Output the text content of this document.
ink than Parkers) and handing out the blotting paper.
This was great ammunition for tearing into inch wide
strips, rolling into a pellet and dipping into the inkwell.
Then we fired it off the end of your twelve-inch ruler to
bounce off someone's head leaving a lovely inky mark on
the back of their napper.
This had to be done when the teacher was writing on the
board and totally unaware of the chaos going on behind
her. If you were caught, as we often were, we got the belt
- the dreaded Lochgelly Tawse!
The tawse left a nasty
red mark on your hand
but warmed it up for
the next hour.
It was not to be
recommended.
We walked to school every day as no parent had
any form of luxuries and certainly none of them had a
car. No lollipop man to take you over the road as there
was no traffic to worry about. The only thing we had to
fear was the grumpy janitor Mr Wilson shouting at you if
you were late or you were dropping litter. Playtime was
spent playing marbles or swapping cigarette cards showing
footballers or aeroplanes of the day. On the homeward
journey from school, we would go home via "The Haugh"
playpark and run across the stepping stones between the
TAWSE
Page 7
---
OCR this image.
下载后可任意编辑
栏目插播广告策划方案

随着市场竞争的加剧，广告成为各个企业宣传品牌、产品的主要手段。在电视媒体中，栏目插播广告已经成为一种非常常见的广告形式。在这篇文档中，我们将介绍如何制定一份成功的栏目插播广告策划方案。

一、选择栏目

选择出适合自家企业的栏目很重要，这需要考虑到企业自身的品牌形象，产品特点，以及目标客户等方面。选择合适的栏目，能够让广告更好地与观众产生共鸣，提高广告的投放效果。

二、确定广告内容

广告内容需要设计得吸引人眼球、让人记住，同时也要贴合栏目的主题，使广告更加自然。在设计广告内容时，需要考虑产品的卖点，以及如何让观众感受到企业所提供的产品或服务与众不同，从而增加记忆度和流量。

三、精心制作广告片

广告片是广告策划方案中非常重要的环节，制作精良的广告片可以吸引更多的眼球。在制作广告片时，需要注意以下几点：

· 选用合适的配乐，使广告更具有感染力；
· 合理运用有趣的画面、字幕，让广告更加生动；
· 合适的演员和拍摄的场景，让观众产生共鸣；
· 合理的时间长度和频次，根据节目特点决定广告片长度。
- - -
■ WRITTEN REQUEST
Transcribe the records above exactly as they appear.

■ TASK RESULT
Output the text content of this document.
ink than Parkers) and handing out the blotting paper.
This was great ammunition for tearing into inch wide
strips, rolling into a pellet and dipping into the inkwell.
Then we fired it off the end of your twelve-inch ruler to
bounce off someone's head leaving a lovely inky mark on
the back of their napper.
This had to be done when the teacher was writing on the
board and totally unaware of the chaos going on behind
her. If you were caught, as we often were, we got the belt
- the dreaded Lochgelly Tawse!
The tawse left a nasty
red mark on your hand
but warmed it up for
the next hour.
It was not to be
recommended.
We walked to school every day as no parent had
any form of luxuries and certainly none of them had a
car. No lollipop man to take you over the road as there
was no traffic to worry about. The only thing we had to
fear was the grumpy janitor Mr Wilson shouting at you if
you were late or you were dropping litter. Playtime was
spent playing marbles or swapping cigarette cards showing
footballers or aeroplanes of the day. On the homeward
journey from school, we would go home via "The Haugh"
playpark and run across the stepping stones between the
TAWSE
Page 7
---
OCR this image.
下载后可任意编辑
栏目插播广告策划方案

随着市场竞争的加剧，广告成为各个企业宣传品牌、产品的主要手段。在电视媒体中，栏目插播广告已经成为一种非常常见的广告形式。在这篇文档中，我们将介绍如何制定一份成功的栏目插播广告策划方案。

一、选择栏目

选择出适合自家企业的栏目很重要，这需要考虑到企业自身的品牌形象，产品特点，以及目标客户等方面。选择合适的栏目，能够让广告更好地与观众产生共鸣，提高广告的投放效果。

二、确定广告内容

广告内容需要设计得吸引人眼球、让人记住，同时也要贴合栏目的主题，使广告更加自然。在设计广告内容时，需要考虑产品的卖点，以及如何让观众感受到企业所提供的产品或服务与众不同，从而增加记忆度和流量。

三、精心制作广告片

广告片是广告策划方案中非常重要的环节，制作精良的广告片可以吸引更多的眼球。在制作广告片时，需要注意以下几点：

· 选用合适的配乐，使广告更具有感染力；
· 合理运用有趣的画面、字幕，让广告更加生动；
· 合适的演员和拍摄的场景，让观众产生共鸣；
· 合理的时间长度和频次，根据节目特点决定广告片长度。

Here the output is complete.